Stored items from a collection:

** START **

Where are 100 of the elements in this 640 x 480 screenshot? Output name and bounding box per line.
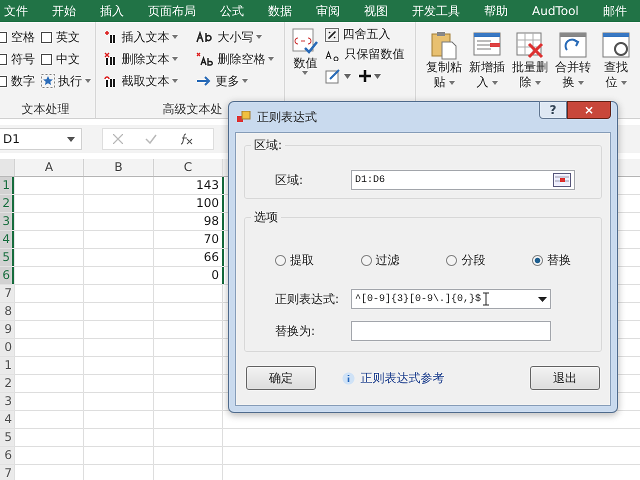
caret-icon [538,296,547,302]
row-header[interactable]: 5 [0,429,14,446]
field-label: 正则表达式: [275,290,340,308]
row-header[interactable]: 7 [0,285,14,302]
row-header[interactable]: 1 [0,357,14,374]
ribbon-button[interactable]: 插入文本 [104,26,196,48]
row-header[interactable]: 9 [0,321,14,338]
ribbon-tab[interactable]: 数据 [268,2,292,20]
caret-icon [492,80,498,84]
table-cell: 0 [153,267,222,284]
caret-icon [172,35,178,39]
check-icon[interactable] [145,134,157,144]
row-header[interactable]: 5 [0,249,14,266]
checkbox[interactable]: 数字 [0,70,36,92]
caret-icon [620,80,626,84]
ribbon-button[interactable]: 只保留数值 [325,46,404,63]
name-box[interactable]: D1 [0,128,82,150]
caret-icon [172,57,178,61]
ribbon-tab[interactable]: 开始 [52,2,76,20]
caret-icon [85,79,92,83]
table-delete-icon [515,30,545,60]
reference-link[interactable]: 正则表达式参考 [342,370,444,386]
ribbon-button[interactable]: 截取文本 [104,70,196,92]
table-cell: 98 [153,213,222,230]
range-field[interactable]: D1:D6 [351,170,575,190]
dialog-title: 正则表达式 [257,108,318,126]
ok-button[interactable]: 确定 [246,366,316,390]
radio-option[interactable]: 分段 [446,252,486,269]
ribbon-button[interactable]: 删除文本 [104,48,196,70]
function-icon[interactable] [179,133,193,145]
column-header[interactable]: C [153,159,222,176]
group-label: 高级文本处 [162,101,222,118]
table-search-icon [601,30,631,60]
group-label: 文本处理 [22,101,70,118]
column-header[interactable]: B [83,159,153,176]
ribbon-tab[interactable]: 审阅 [316,2,340,20]
radio-option[interactable]: 替换 [532,252,571,269]
row-header[interactable]: 2 [0,195,14,212]
ribbon-button[interactable]: 四舍五入 [325,26,404,43]
checkbox[interactable]: 中文 [41,48,92,70]
row-header[interactable]: 2 [0,375,14,392]
row-header[interactable]: 8 [0,303,14,320]
table-cell: 100 [153,195,222,212]
field-label: 区域: [275,172,304,188]
replace-field[interactable] [351,321,551,341]
caret-icon [256,35,262,39]
column-header[interactable]: A [14,159,83,176]
caret-icon [172,79,178,83]
checkbox[interactable]: 空格 [0,26,36,48]
row-header[interactable]: 3 [0,393,14,410]
row-header[interactable]: 7 [0,465,14,480]
caret-icon [448,80,454,84]
regex-combo-box[interactable]: ^[0-9]{3}[0-9\.]{0,}$ [351,289,551,309]
ribbon-tab[interactable]: 公式 [220,2,244,20]
caret-icon [302,71,308,75]
ribbon-tab[interactable]: AudTool [532,4,579,18]
radio-option[interactable]: 提取 [275,252,314,269]
ribbon-tab[interactable]: 帮助 [484,2,508,20]
app-icon [237,111,251,123]
caret-icon [374,74,382,78]
table-cell: 143 [153,177,222,194]
ribbon-tab[interactable]: 开发工具 [412,2,460,20]
checkbox[interactable]: 符号 [0,48,36,70]
row-header[interactable]: 1 [0,177,14,194]
ribbon-tab[interactable]: 插入 [100,2,124,20]
table-merge-icon [558,30,588,60]
ribbon-tab[interactable]: 页面布局 [148,2,196,20]
help-button[interactable]: ? [539,101,567,119]
run-button[interactable]: 执行 [41,70,92,92]
close-button[interactable]: × [567,101,611,119]
row-header[interactable]: 3 [0,213,14,230]
row-header[interactable]: 4 [0,231,14,248]
row-header[interactable]: 6 [0,447,14,464]
row-header[interactable]: 6 [0,267,14,284]
ribbon-button[interactable]: 更多 [196,70,280,92]
table-cell: 70 [153,231,222,248]
group-title: 选项 [253,209,279,226]
row-header[interactable]: 4 [0,411,14,428]
add-dropdown[interactable] [359,70,382,82]
caret-icon [268,57,274,61]
ribbon-tab[interactable]: 邮件 [602,2,627,20]
text-cursor-icon [483,292,490,306]
exit-button[interactable]: 退出 [530,366,600,390]
radio-option[interactable]: 过滤 [360,252,400,269]
ribbon-tab[interactable]: 文件 [4,2,28,20]
caret-icon [344,74,352,78]
ribbon-button[interactable]: 删除空格 [196,48,280,70]
ribbon-button[interactable]: 大小写 [196,26,280,48]
percent-icon [325,28,340,42]
abc-icon [325,48,342,60]
caret-icon [67,136,75,142]
field-label: 替换为: [275,322,316,340]
checkbox[interactable]: 英文 [41,26,92,48]
caret-icon [534,80,540,84]
case-icon [196,31,214,43]
row-header[interactable]: 0 [0,339,14,356]
edit-dropdown[interactable] [325,68,352,84]
range-picker-icon[interactable] [553,173,571,187]
ribbon-tab[interactable]: 视图 [364,2,388,20]
clipboard-icon [429,30,459,60]
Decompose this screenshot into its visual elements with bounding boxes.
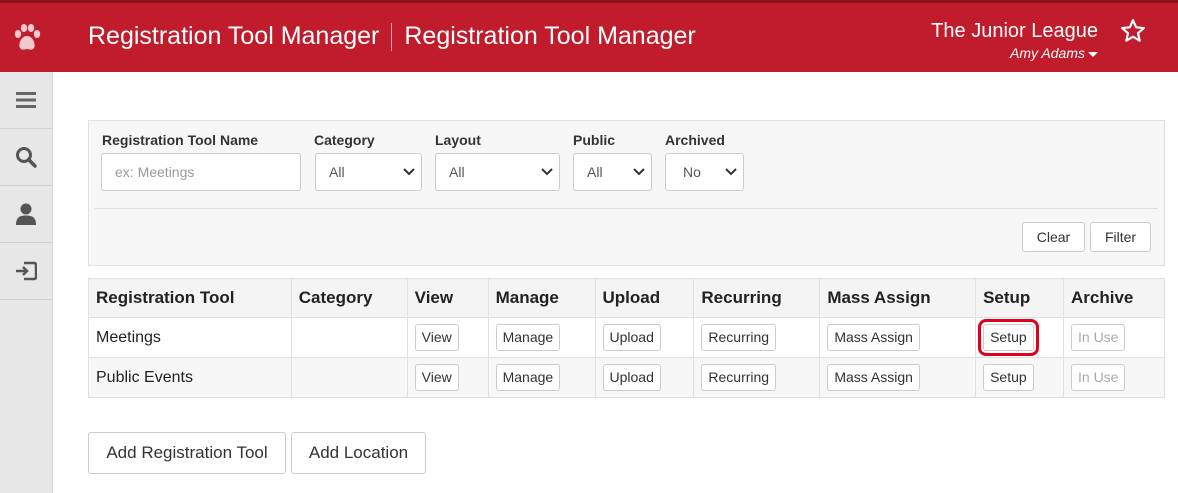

** END **

JOB → Please rewrite all the records above, swapping "screenshot" for "screen capture" and leaving everything else unchanged. Omit the pictures from your answer.

WRITTEN RESPONSE →
Where are 100 of the elements in this 640 x 480 screen capture? Output name and bounding box per line.
caret-icon [538,296,547,302]
row-header[interactable]: 5 [0,429,14,446]
field-label: 正则表达式: [275,290,340,308]
row-header[interactable]: 7 [0,285,14,302]
row-header[interactable]: 1 [0,357,14,374]
ribbon-button[interactable]: 插入文本 [104,26,196,48]
row-header[interactable]: 9 [0,321,14,338]
ribbon-tab[interactable]: 数据 [268,2,292,20]
caret-icon [492,80,498,84]
table-cell: 0 [153,267,222,284]
caret-icon [172,35,178,39]
check-icon[interactable] [145,134,157,144]
row-header[interactable]: 5 [0,249,14,266]
checkbox[interactable]: 数字 [0,70,36,92]
caret-icon [620,80,626,84]
ribbon-button[interactable]: 只保留数值 [325,46,404,63]
name-box[interactable]: D1 [0,128,82,150]
caret-icon [172,57,178,61]
ribbon-tab[interactable]: 开始 [52,2,76,20]
caret-icon [85,79,92,83]
table-delete-icon [515,30,545,60]
reference-link[interactable]: 正则表达式参考 [342,370,444,386]
ribbon-button[interactable]: 截取文本 [104,70,196,92]
table-cell: 98 [153,213,222,230]
range-field[interactable]: D1:D6 [351,170,575,190]
dialog-title: 正则表达式 [257,108,318,126]
ok-button[interactable]: 确定 [246,366,316,390]
radio-option[interactable]: 分段 [446,252,486,269]
ribbon-button[interactable]: 删除文本 [104,48,196,70]
function-icon[interactable] [179,133,193,145]
column-header[interactable]: C [153,159,222,176]
group-label: 高级文本处 [162,101,222,118]
table-search-icon [601,30,631,60]
group-label: 文本处理 [22,101,70,118]
column-header[interactable]: B [83,159,153,176]
ribbon-tab[interactable]: 审阅 [316,2,340,20]
radio-option[interactable]: 替换 [532,252,571,269]
row-header[interactable]: 2 [0,195,14,212]
ribbon-button[interactable]: 四舍五入 [325,26,404,43]
checkbox[interactable]: 中文 [41,48,92,70]
row-header[interactable]: 2 [0,375,14,392]
row-header[interactable]: 8 [0,303,14,320]
table-cell: 100 [153,195,222,212]
field-label: 区域: [275,172,304,188]
replace-field[interactable] [351,321,551,341]
caret-icon [256,35,262,39]
column-header[interactable]: A [14,159,83,176]
caret-icon [172,79,178,83]
checkbox[interactable]: 空格 [0,26,36,48]
row-header[interactable]: 3 [0,393,14,410]
row-header[interactable]: 7 [0,465,14,480]
caret-icon [448,80,454,84]
regex-combo-box[interactable]: ^[0-9]{3}[0-9\.]{0,}$ [351,289,551,309]
ribbon-tab[interactable]: 公式 [220,2,244,20]
caret-icon [302,71,308,75]
ribbon-tab[interactable]: AudTool [532,4,579,18]
radio-option[interactable]: 提取 [275,252,314,269]
ribbon-tab[interactable]: 帮助 [484,2,508,20]
app-icon [237,111,251,123]
caret-icon [374,74,382,78]
table-cell: 143 [153,177,222,194]
ribbon-tab[interactable]: 开发工具 [412,2,460,20]
checkbox[interactable]: 符号 [0,48,36,70]
row-header[interactable]: 1 [0,177,14,194]
ribbon-tab[interactable]: 插入 [100,2,124,20]
table-merge-icon [558,30,588,60]
ribbon-tab[interactable]: 页面布局 [148,2,196,20]
help-button[interactable]: ? [539,101,567,119]
run-button[interactable]: 执行 [41,70,92,92]
close-button[interactable]: × [567,101,611,119]
row-header[interactable]: 3 [0,213,14,230]
row-header[interactable]: 4 [0,231,14,248]
row-header[interactable]: 6 [0,447,14,464]
row-header[interactable]: 6 [0,267,14,284]
ribbon-button[interactable]: 更多 [196,70,280,92]
table-cell: 70 [153,231,222,248]
group-title: 选项 [253,209,279,226]
row-header[interactable]: 4 [0,411,14,428]
add-dropdown[interactable] [359,70,382,82]
caret-icon [268,57,274,61]
ribbon-tab[interactable]: 邮件 [602,2,627,20]
text-cursor-icon [483,292,490,306]
exit-button[interactable]: 退出 [530,366,600,390]
radio-option[interactable]: 过滤 [360,252,400,269]
ribbon-tab[interactable]: 文件 [4,2,28,20]
caret-icon [344,74,352,78]
ribbon-button[interactable]: 删除空格 [196,48,280,70]
ribbon-button[interactable]: 大小写 [196,26,280,48]
percent-icon [325,28,340,42]
abc-icon [325,48,342,60]
caret-icon [67,136,75,142]
field-label: 替换为: [275,322,316,340]
checkbox[interactable]: 英文 [41,26,92,48]
caret-icon [534,80,540,84]
case-icon [196,31,214,43]
row-header[interactable]: 0 [0,339,14,356]
edit-dropdown[interactable] [325,68,352,84]
range-picker-icon[interactable] [553,173,571,187]
ribbon-tab[interactable]: 视图 [364,2,388,20]
clipboard-icon [429,30,459,60]
Decompose this screen capture into its visual elements with bounding boxes.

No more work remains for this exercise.